#### [What you should do]
Transcribe each line of the material as it is, and drop any picture.

Data entries
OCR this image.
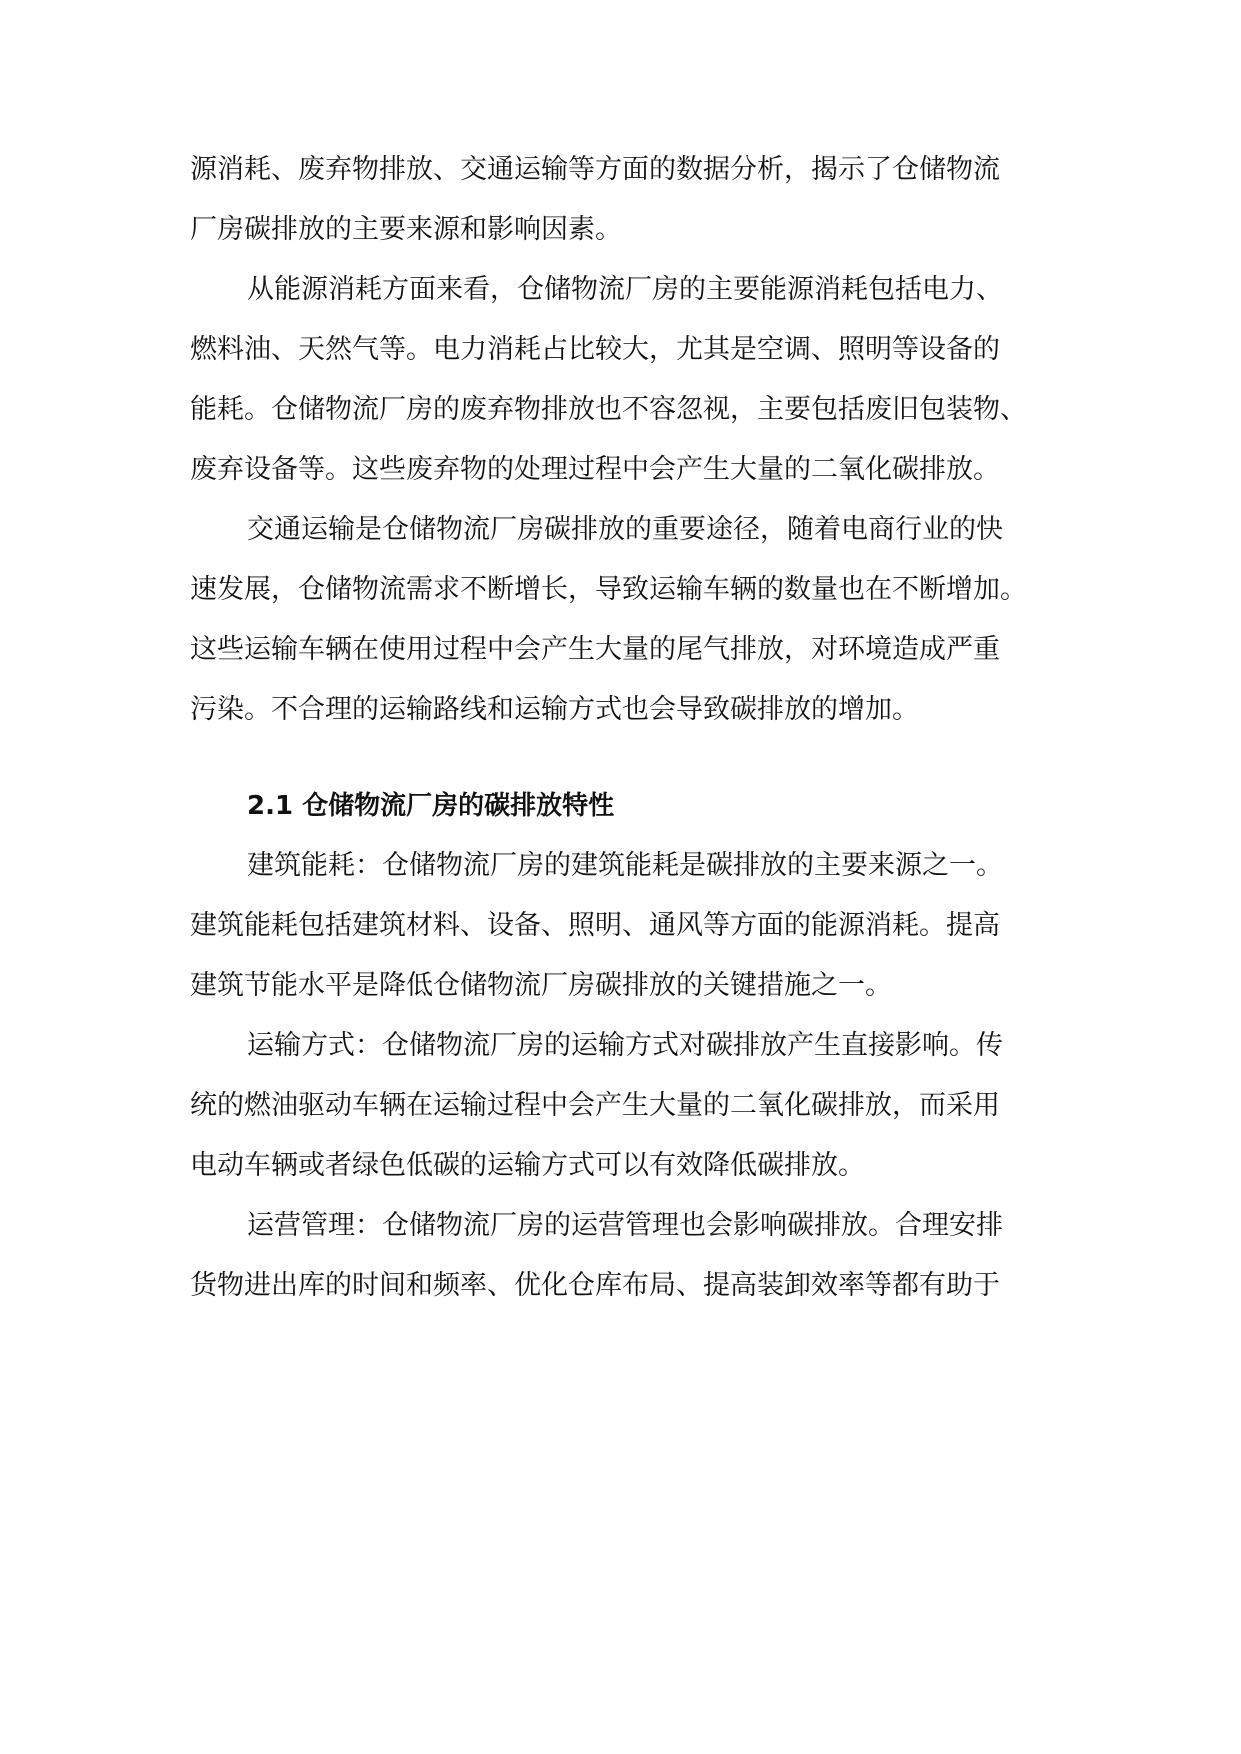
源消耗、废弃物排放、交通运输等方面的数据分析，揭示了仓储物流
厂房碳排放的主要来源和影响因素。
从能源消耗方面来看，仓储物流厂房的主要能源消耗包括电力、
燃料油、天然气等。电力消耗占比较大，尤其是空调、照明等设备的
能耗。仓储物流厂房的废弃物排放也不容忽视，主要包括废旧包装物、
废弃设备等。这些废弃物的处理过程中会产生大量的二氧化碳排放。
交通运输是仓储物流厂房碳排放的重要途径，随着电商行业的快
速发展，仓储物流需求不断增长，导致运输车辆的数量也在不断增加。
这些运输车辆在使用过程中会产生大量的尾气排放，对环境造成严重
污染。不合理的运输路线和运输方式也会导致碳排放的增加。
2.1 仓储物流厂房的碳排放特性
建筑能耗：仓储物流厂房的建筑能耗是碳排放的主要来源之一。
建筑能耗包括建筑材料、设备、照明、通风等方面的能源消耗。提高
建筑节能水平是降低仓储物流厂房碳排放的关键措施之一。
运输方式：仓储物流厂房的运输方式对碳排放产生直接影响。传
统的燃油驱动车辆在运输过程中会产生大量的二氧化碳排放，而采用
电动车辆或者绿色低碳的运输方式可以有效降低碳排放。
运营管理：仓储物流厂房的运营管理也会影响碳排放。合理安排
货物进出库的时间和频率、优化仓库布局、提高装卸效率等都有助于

#### [Final result]
OCR this image.
源消耗、废弃物排放、交通运输等方面的数据分析，揭示了仓储物流
厂房碳排放的主要来源和影响因素。
从能源消耗方面来看，仓储物流厂房的主要能源消耗包括电力、
燃料油、天然气等。电力消耗占比较大，尤其是空调、照明等设备的
能耗。仓储物流厂房的废弃物排放也不容忽视，主要包括废旧包装物、
废弃设备等。这些废弃物的处理过程中会产生大量的二氧化碳排放。
交通运输是仓储物流厂房碳排放的重要途径，随着电商行业的快
速发展，仓储物流需求不断增长，导致运输车辆的数量也在不断增加。
这些运输车辆在使用过程中会产生大量的尾气排放，对环境造成严重
污染。不合理的运输路线和运输方式也会导致碳排放的增加。
2.1 仓储物流厂房的碳排放特性
建筑能耗：仓储物流厂房的建筑能耗是碳排放的主要来源之一。
建筑能耗包括建筑材料、设备、照明、通风等方面的能源消耗。提高
建筑节能水平是降低仓储物流厂房碳排放的关键措施之一。
运输方式：仓储物流厂房的运输方式对碳排放产生直接影响。传
统的燃油驱动车辆在运输过程中会产生大量的二氧化碳排放，而采用
电动车辆或者绿色低碳的运输方式可以有效降低碳排放。
运营管理：仓储物流厂房的运营管理也会影响碳排放。合理安排
货物进出库的时间和频率、优化仓库布局、提高装卸效率等都有助于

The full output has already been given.